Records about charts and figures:

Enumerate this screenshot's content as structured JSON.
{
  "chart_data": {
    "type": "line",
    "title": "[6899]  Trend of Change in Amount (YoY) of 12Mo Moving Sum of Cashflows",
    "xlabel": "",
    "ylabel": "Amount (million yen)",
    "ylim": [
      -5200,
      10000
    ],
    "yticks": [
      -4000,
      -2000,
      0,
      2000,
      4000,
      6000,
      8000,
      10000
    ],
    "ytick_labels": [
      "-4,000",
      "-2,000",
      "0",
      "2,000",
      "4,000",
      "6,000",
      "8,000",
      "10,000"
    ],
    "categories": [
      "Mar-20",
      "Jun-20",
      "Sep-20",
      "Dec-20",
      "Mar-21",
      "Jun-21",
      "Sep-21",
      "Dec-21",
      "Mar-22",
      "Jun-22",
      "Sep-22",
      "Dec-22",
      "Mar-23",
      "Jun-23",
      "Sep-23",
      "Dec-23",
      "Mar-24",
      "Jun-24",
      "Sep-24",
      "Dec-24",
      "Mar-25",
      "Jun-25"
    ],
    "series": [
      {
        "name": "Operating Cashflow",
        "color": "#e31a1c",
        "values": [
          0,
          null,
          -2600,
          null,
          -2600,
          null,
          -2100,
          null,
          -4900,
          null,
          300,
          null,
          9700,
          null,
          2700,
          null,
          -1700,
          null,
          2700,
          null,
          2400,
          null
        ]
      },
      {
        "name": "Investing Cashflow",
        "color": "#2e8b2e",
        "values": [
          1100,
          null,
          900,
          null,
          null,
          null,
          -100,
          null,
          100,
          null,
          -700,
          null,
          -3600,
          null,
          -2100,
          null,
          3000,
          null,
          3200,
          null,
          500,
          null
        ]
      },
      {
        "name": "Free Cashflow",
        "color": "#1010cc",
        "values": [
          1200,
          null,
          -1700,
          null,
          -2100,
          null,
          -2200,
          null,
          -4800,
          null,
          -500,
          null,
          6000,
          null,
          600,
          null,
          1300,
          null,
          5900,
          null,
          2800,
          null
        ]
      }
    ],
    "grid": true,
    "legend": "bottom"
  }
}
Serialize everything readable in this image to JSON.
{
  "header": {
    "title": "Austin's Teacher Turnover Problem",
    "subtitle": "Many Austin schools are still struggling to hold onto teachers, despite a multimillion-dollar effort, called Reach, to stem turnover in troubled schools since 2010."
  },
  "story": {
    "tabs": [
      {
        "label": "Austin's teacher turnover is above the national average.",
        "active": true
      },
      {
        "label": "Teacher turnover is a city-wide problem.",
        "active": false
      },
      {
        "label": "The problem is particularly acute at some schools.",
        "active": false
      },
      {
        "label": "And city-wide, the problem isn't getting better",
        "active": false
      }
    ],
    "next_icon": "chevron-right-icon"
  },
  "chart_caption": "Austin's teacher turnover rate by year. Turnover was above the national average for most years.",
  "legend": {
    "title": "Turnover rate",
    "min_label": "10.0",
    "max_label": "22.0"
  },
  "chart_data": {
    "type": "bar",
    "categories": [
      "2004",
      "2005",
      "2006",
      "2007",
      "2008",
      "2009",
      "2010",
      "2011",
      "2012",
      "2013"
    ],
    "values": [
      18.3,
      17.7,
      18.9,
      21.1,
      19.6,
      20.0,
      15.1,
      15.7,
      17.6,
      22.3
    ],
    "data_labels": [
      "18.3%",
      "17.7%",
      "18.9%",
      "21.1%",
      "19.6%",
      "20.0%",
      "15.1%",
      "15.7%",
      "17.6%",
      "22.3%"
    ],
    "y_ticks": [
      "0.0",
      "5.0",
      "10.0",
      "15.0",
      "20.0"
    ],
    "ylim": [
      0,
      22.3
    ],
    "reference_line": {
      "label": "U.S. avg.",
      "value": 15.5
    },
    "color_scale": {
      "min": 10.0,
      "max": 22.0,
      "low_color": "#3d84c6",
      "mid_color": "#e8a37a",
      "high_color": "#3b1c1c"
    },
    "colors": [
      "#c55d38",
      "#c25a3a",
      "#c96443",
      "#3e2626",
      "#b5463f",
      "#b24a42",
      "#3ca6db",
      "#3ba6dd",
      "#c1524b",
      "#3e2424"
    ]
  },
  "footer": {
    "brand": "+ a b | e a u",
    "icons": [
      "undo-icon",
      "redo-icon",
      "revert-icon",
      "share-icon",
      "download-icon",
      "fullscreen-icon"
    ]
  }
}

WHAT YOU SHOULD DO: Every entry must be output again, exactly as written above.

EXERCISE ANSWER:
Enumerate this screenshot's content as structured JSON.
{
  "chart_data": {
    "type": "line",
    "title": "[6899]  Trend of Change in Amount (YoY) of 12Mo Moving Sum of Cashflows",
    "xlabel": "",
    "ylabel": "Amount (million yen)",
    "ylim": [
      -5200,
      10000
    ],
    "yticks": [
      -4000,
      -2000,
      0,
      2000,
      4000,
      6000,
      8000,
      10000
    ],
    "ytick_labels": [
      "-4,000",
      "-2,000",
      "0",
      "2,000",
      "4,000",
      "6,000",
      "8,000",
      "10,000"
    ],
    "categories": [
      "Mar-20",
      "Jun-20",
      "Sep-20",
      "Dec-20",
      "Mar-21",
      "Jun-21",
      "Sep-21",
      "Dec-21",
      "Mar-22",
      "Jun-22",
      "Sep-22",
      "Dec-22",
      "Mar-23",
      "Jun-23",
      "Sep-23",
      "Dec-23",
      "Mar-24",
      "Jun-24",
      "Sep-24",
      "Dec-24",
      "Mar-25",
      "Jun-25"
    ],
    "series": [
      {
        "name": "Operating Cashflow",
        "color": "#e31a1c",
        "values": [
          0,
          null,
          -2600,
          null,
          -2600,
          null,
          -2100,
          null,
          -4900,
          null,
          300,
          null,
          9700,
          null,
          2700,
          null,
          -1700,
          null,
          2700,
          null,
          2400,
          null
        ]
      },
      {
        "name": "Investing Cashflow",
        "color": "#2e8b2e",
        "values": [
          1100,
          null,
          900,
          null,
          null,
          null,
          -100,
          null,
          100,
          null,
          -700,
          null,
          -3600,
          null,
          -2100,
          null,
          3000,
          null,
          3200,
          null,
          500,
          null
        ]
      },
      {
        "name": "Free Cashflow",
        "color": "#1010cc",
        "values": [
          1200,
          null,
          -1700,
          null,
          -2100,
          null,
          -2200,
          null,
          -4800,
          null,
          -500,
          null,
          6000,
          null,
          600,
          null,
          1300,
          null,
          5900,
          null,
          2800,
          null
        ]
      }
    ],
    "grid": true,
    "legend": "bottom"
  }
}
Serialize everything readable in this image to JSON.
{
  "header": {
    "title": "Austin's Teacher Turnover Problem",
    "subtitle": "Many Austin schools are still struggling to hold onto teachers, despite a multimillion-dollar effort, called Reach, to stem turnover in troubled schools since 2010."
  },
  "story": {
    "tabs": [
      {
        "label": "Austin's teacher turnover is above the national average.",
        "active": true
      },
      {
        "label": "Teacher turnover is a city-wide problem.",
        "active": false
      },
      {
        "label": "The problem is particularly acute at some schools.",
        "active": false
      },
      {
        "label": "And city-wide, the problem isn't getting better",
        "active": false
      }
    ],
    "next_icon": "chevron-right-icon"
  },
  "chart_caption": "Austin's teacher turnover rate by year. Turnover was above the national average for most years.",
  "legend": {
    "title": "Turnover rate",
    "min_label": "10.0",
    "max_label": "22.0"
  },
  "chart_data": {
    "type": "bar",
    "categories": [
      "2004",
      "2005",
      "2006",
      "2007",
      "2008",
      "2009",
      "2010",
      "2011",
      "2012",
      "2013"
    ],
    "values": [
      18.3,
      17.7,
      18.9,
      21.1,
      19.6,
      20.0,
      15.1,
      15.7,
      17.6,
      22.3
    ],
    "data_labels": [
      "18.3%",
      "17.7%",
      "18.9%",
      "21.1%",
      "19.6%",
      "20.0%",
      "15.1%",
      "15.7%",
      "17.6%",
      "22.3%"
    ],
    "y_ticks": [
      "0.0",
      "5.0",
      "10.0",
      "15.0",
      "20.0"
    ],
    "ylim": [
      0,
      22.3
    ],
    "reference_line": {
      "label": "U.S. avg.",
      "value": 15.5
    },
    "color_scale": {
      "min": 10.0,
      "max": 22.0,
      "low_color": "#3d84c6",
      "mid_color": "#e8a37a",
      "high_color": "#3b1c1c"
    },
    "colors": [
      "#c55d38",
      "#c25a3a",
      "#c96443",
      "#3e2626",
      "#b5463f",
      "#b24a42",
      "#3ca6db",
      "#3ba6dd",
      "#c1524b",
      "#3e2424"
    ]
  },
  "footer": {
    "brand": "+ a b | e a u",
    "icons": [
      "undo-icon",
      "redo-icon",
      "revert-icon",
      "share-icon",
      "download-icon",
      "fullscreen-icon"
    ]
  }
}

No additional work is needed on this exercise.